▶ [DIRECTIONS]: Will you transcribe all the entries word for word, skipping the pictures they hold?

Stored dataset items
····················

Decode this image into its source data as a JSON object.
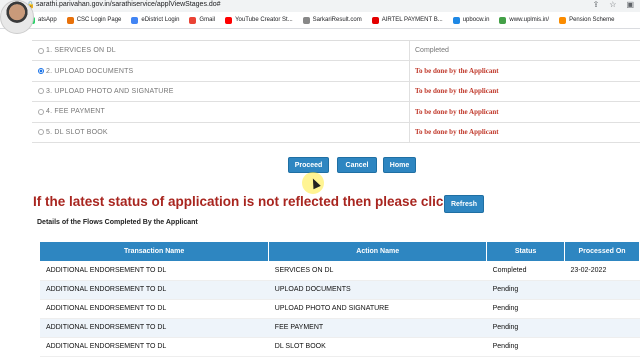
{
  "browser": {
    "url": "sarathi.parivahan.gov.in/sarathiservice/applViewStages.do#",
    "bookmarks": [
      {
        "label": "atsApp",
        "color": "#25d366"
      },
      {
        "label": "CSC Login Page",
        "color": "#e8710a"
      },
      {
        "label": "eDistrict Login",
        "color": "#4285f4"
      },
      {
        "label": "Gmail",
        "color": "#ea4335"
      },
      {
        "label": "YouTube Creator St...",
        "color": "#ff0000"
      },
      {
        "label": "SarkariResult.com",
        "color": "#888888"
      },
      {
        "label": "AIRTEL PAYMENT B...",
        "color": "#e40000"
      },
      {
        "label": "upbocw.in",
        "color": "#1e88e5"
      },
      {
        "label": "www.uplmis.in/",
        "color": "#43a047"
      },
      {
        "label": "Pension Scheme",
        "color": "#fb8c00"
      }
    ]
  },
  "stages": [
    {
      "label": "1.  SERVICES ON DL",
      "status": "Completed",
      "status_type": "done",
      "selected": false
    },
    {
      "label": "2.  UPLOAD DOCUMENTS",
      "status": "To be done by the Applicant",
      "status_type": "todo",
      "selected": true
    },
    {
      "label": "3.  UPLOAD PHOTO AND SIGNATURE",
      "status": "To be done by the Applicant",
      "status_type": "todo",
      "selected": false
    },
    {
      "label": "4.  FEE PAYMENT",
      "status": "To be done by the Applicant",
      "status_type": "todo",
      "selected": false
    },
    {
      "label": "5.  DL SLOT BOOK",
      "status": "To be done by the Applicant",
      "status_type": "todo",
      "selected": false
    }
  ],
  "actions": {
    "proceed": "Proceed",
    "cancel": "Cancel",
    "home": "Home"
  },
  "notice": "If the latest status of application is not reflected then please click on",
  "refresh_label": "Refresh",
  "flows_title": "Details of the Flows Completed By the Applicant",
  "flows": {
    "headers": [
      "Transaction Name",
      "Action Name",
      "Status",
      "Processed On"
    ],
    "rows": [
      [
        "ADDITIONAL ENDORSEMENT TO DL",
        "SERVICES ON DL",
        "Completed",
        "23-02-2022"
      ],
      [
        "ADDITIONAL ENDORSEMENT TO DL",
        "UPLOAD DOCUMENTS",
        "Pending",
        ""
      ],
      [
        "ADDITIONAL ENDORSEMENT TO DL",
        "UPLOAD PHOTO AND SIGNATURE",
        "Pending",
        ""
      ],
      [
        "ADDITIONAL ENDORSEMENT TO DL",
        "FEE PAYMENT",
        "Pending",
        ""
      ],
      [
        "ADDITIONAL ENDORSEMENT TO DL",
        "DL SLOT BOOK",
        "Pending",
        ""
      ]
    ]
  }
}
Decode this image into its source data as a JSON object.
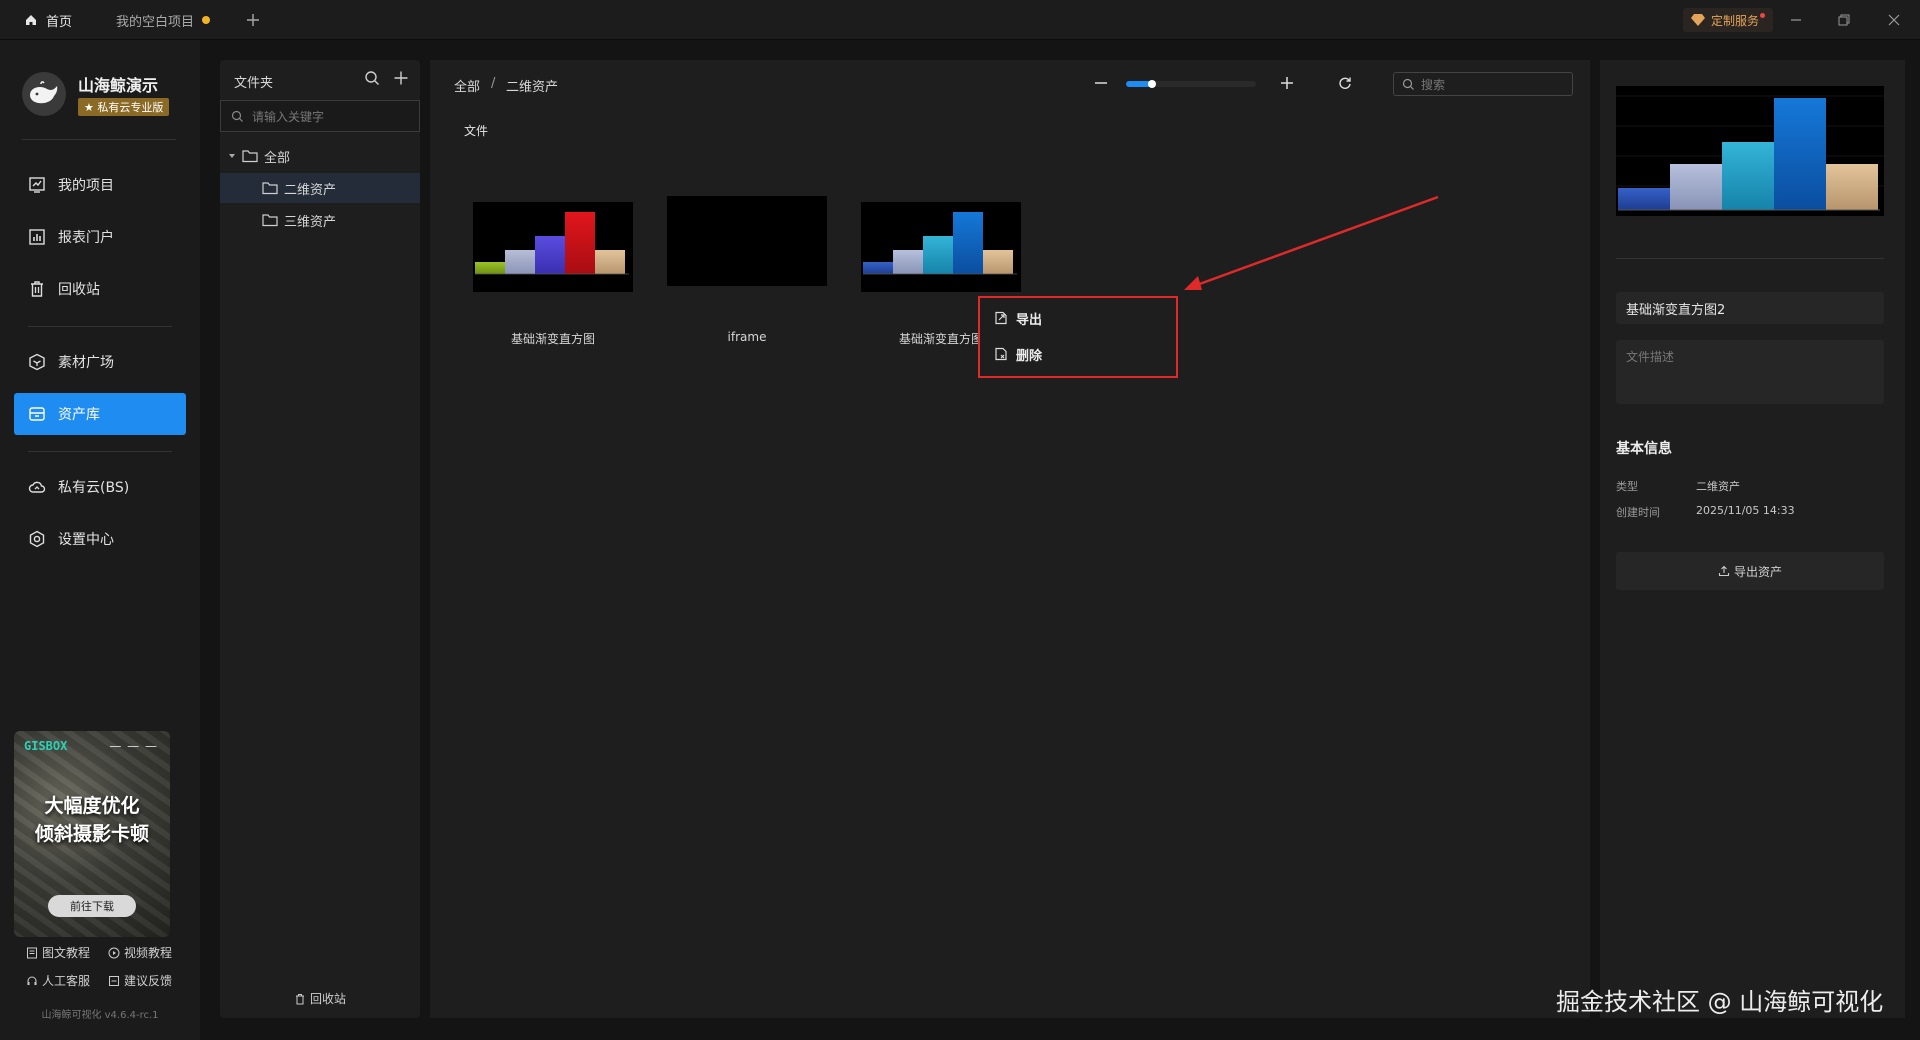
{
  "titlebar": {
    "tabs": [
      {
        "label": "首页"
      },
      {
        "label": "我的空白项目"
      }
    ],
    "custom_service": "定制服务"
  },
  "sidebar": {
    "brand_name": "山海鲸演示",
    "edition": "★ 私有云专业版",
    "nav": [
      {
        "label": "我的项目",
        "icon": "chart-line-icon"
      },
      {
        "label": "报表门户",
        "icon": "bar-chart-icon"
      },
      {
        "label": "回收站",
        "icon": "trash-icon"
      },
      {
        "label": "素材广场",
        "icon": "cube-icon"
      },
      {
        "label": "资产库",
        "icon": "archive-icon",
        "active": true
      },
      {
        "label": "私有云(BS)",
        "icon": "cloud-icon"
      },
      {
        "label": "设置中心",
        "icon": "gear-icon"
      }
    ],
    "promo": {
      "tag": "GISBOX",
      "dash": "— — —",
      "line1": "大幅度优化",
      "line2": "倾斜摄影卡顿",
      "button": "前往下载"
    },
    "help": [
      {
        "label": "图文教程"
      },
      {
        "label": "视频教程"
      },
      {
        "label": "人工客服"
      },
      {
        "label": "建议反馈"
      }
    ],
    "version": "山海鲸可视化 v4.6.4-rc.1"
  },
  "folders": {
    "title": "文件夹",
    "search_placeholder": "请输入关键字",
    "tree": [
      {
        "label": "全部"
      },
      {
        "label": "二维资产"
      },
      {
        "label": "三维资产"
      }
    ],
    "recycle": "回收站"
  },
  "main": {
    "breadcrumb": [
      "全部",
      "/",
      "二维资产"
    ],
    "section_label": "文件",
    "search_placeholder": "搜索",
    "zoom_level": 0.2,
    "files": [
      {
        "name": "基础渐变直方图",
        "thumb": "bar-chart-1"
      },
      {
        "name": "iframe",
        "thumb": "blank"
      },
      {
        "name": "基础渐变直方图",
        "thumb": "bar-chart-2"
      }
    ],
    "context_menu": [
      {
        "label": "导出",
        "icon": "export-file-icon"
      },
      {
        "label": "删除",
        "icon": "delete-file-icon"
      }
    ]
  },
  "details": {
    "asset_name": "基础渐变直方图2",
    "description_placeholder": "文件描述",
    "info_title": "基本信息",
    "info": [
      {
        "key": "类型",
        "value": "二维资产"
      },
      {
        "key": "创建时间",
        "value": "2025/11/05 14:33"
      }
    ],
    "export_button": "导出资产"
  },
  "watermark": "掘金技术社区 @ 山海鲸可视化",
  "colors": {
    "accent": "#1e8cf0",
    "highlight_border": "#e02a2a",
    "unsaved_dot": "#f0b429"
  }
}
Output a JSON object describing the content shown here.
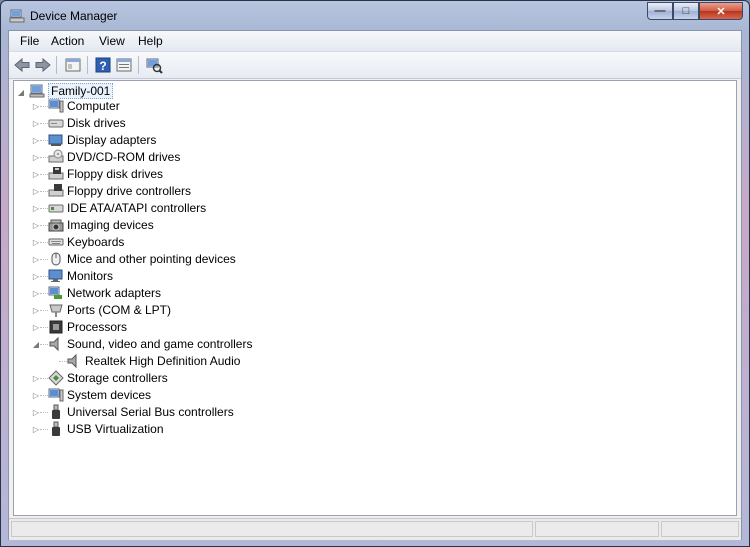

····················

▶ [ANSWER BELOW]:
Decode this image into its source data as a JSON object.
{
  "browser": {
    "url": "sarathi.parivahan.gov.in/sarathiservice/applViewStages.do#",
    "bookmarks": [
      {
        "label": "atsApp",
        "color": "#25d366"
      },
      {
        "label": "CSC Login Page",
        "color": "#e8710a"
      },
      {
        "label": "eDistrict Login",
        "color": "#4285f4"
      },
      {
        "label": "Gmail",
        "color": "#ea4335"
      },
      {
        "label": "YouTube Creator St...",
        "color": "#ff0000"
      },
      {
        "label": "SarkariResult.com",
        "color": "#888888"
      },
      {
        "label": "AIRTEL PAYMENT B...",
        "color": "#e40000"
      },
      {
        "label": "upbocw.in",
        "color": "#1e88e5"
      },
      {
        "label": "www.uplmis.in/",
        "color": "#43a047"
      },
      {
        "label": "Pension Scheme",
        "color": "#fb8c00"
      }
    ]
  },
  "stages": [
    {
      "label": "1.  SERVICES ON DL",
      "status": "Completed",
      "status_type": "done",
      "selected": false
    },
    {
      "label": "2.  UPLOAD DOCUMENTS",
      "status": "To be done by the Applicant",
      "status_type": "todo",
      "selected": true
    },
    {
      "label": "3.  UPLOAD PHOTO AND SIGNATURE",
      "status": "To be done by the Applicant",
      "status_type": "todo",
      "selected": false
    },
    {
      "label": "4.  FEE PAYMENT",
      "status": "To be done by the Applicant",
      "status_type": "todo",
      "selected": false
    },
    {
      "label": "5.  DL SLOT BOOK",
      "status": "To be done by the Applicant",
      "status_type": "todo",
      "selected": false
    }
  ],
  "actions": {
    "proceed": "Proceed",
    "cancel": "Cancel",
    "home": "Home"
  },
  "notice": "If the latest status of application is not reflected then please click on",
  "refresh_label": "Refresh",
  "flows_title": "Details of the Flows Completed By the Applicant",
  "flows": {
    "headers": [
      "Transaction Name",
      "Action Name",
      "Status",
      "Processed On"
    ],
    "rows": [
      [
        "ADDITIONAL ENDORSEMENT TO DL",
        "SERVICES ON DL",
        "Completed",
        "23-02-2022"
      ],
      [
        "ADDITIONAL ENDORSEMENT TO DL",
        "UPLOAD DOCUMENTS",
        "Pending",
        ""
      ],
      [
        "ADDITIONAL ENDORSEMENT TO DL",
        "UPLOAD PHOTO AND SIGNATURE",
        "Pending",
        ""
      ],
      [
        "ADDITIONAL ENDORSEMENT TO DL",
        "FEE PAYMENT",
        "Pending",
        ""
      ],
      [
        "ADDITIONAL ENDORSEMENT TO DL",
        "DL SLOT BOOK",
        "Pending",
        ""
      ]
    ]
  }
}
Decode this image into its source data as a JSON object.
{
  "titlebar": {
    "tabs": [
      {
        "label": "首页"
      },
      {
        "label": "我的空白项目"
      }
    ],
    "custom_service": "定制服务"
  },
  "sidebar": {
    "brand_name": "山海鲸演示",
    "edition": "★ 私有云专业版",
    "nav": [
      {
        "label": "我的项目",
        "icon": "chart-line-icon"
      },
      {
        "label": "报表门户",
        "icon": "bar-chart-icon"
      },
      {
        "label": "回收站",
        "icon": "trash-icon"
      },
      {
        "label": "素材广场",
        "icon": "cube-icon"
      },
      {
        "label": "资产库",
        "icon": "archive-icon",
        "active": true
      },
      {
        "label": "私有云(BS)",
        "icon": "cloud-icon"
      },
      {
        "label": "设置中心",
        "icon": "gear-icon"
      }
    ],
    "promo": {
      "tag": "GISBOX",
      "dash": "— — —",
      "line1": "大幅度优化",
      "line2": "倾斜摄影卡顿",
      "button": "前往下载"
    },
    "help": [
      {
        "label": "图文教程"
      },
      {
        "label": "视频教程"
      },
      {
        "label": "人工客服"
      },
      {
        "label": "建议反馈"
      }
    ],
    "version": "山海鲸可视化 v4.6.4-rc.1"
  },
  "folders": {
    "title": "文件夹",
    "search_placeholder": "请输入关键字",
    "tree": [
      {
        "label": "全部"
      },
      {
        "label": "二维资产"
      },
      {
        "label": "三维资产"
      }
    ],
    "recycle": "回收站"
  },
  "main": {
    "breadcrumb": [
      "全部",
      "/",
      "二维资产"
    ],
    "section_label": "文件",
    "search_placeholder": "搜索",
    "zoom_level": 0.2,
    "files": [
      {
        "name": "基础渐变直方图",
        "thumb": "bar-chart-1"
      },
      {
        "name": "iframe",
        "thumb": "blank"
      },
      {
        "name": "基础渐变直方图",
        "thumb": "bar-chart-2"
      }
    ],
    "context_menu": [
      {
        "label": "导出",
        "icon": "export-file-icon"
      },
      {
        "label": "删除",
        "icon": "delete-file-icon"
      }
    ]
  },
  "details": {
    "asset_name": "基础渐变直方图2",
    "description_placeholder": "文件描述",
    "info_title": "基本信息",
    "info": [
      {
        "key": "类型",
        "value": "二维资产"
      },
      {
        "key": "创建时间",
        "value": "2025/11/05 14:33"
      }
    ],
    "export_button": "导出资产"
  },
  "watermark": "掘金技术社区 @ 山海鲸可视化",
  "colors": {
    "accent": "#1e8cf0",
    "highlight_border": "#e02a2a",
    "unsaved_dot": "#f0b429"
  }
}
Output a JSON object describing the content shown here.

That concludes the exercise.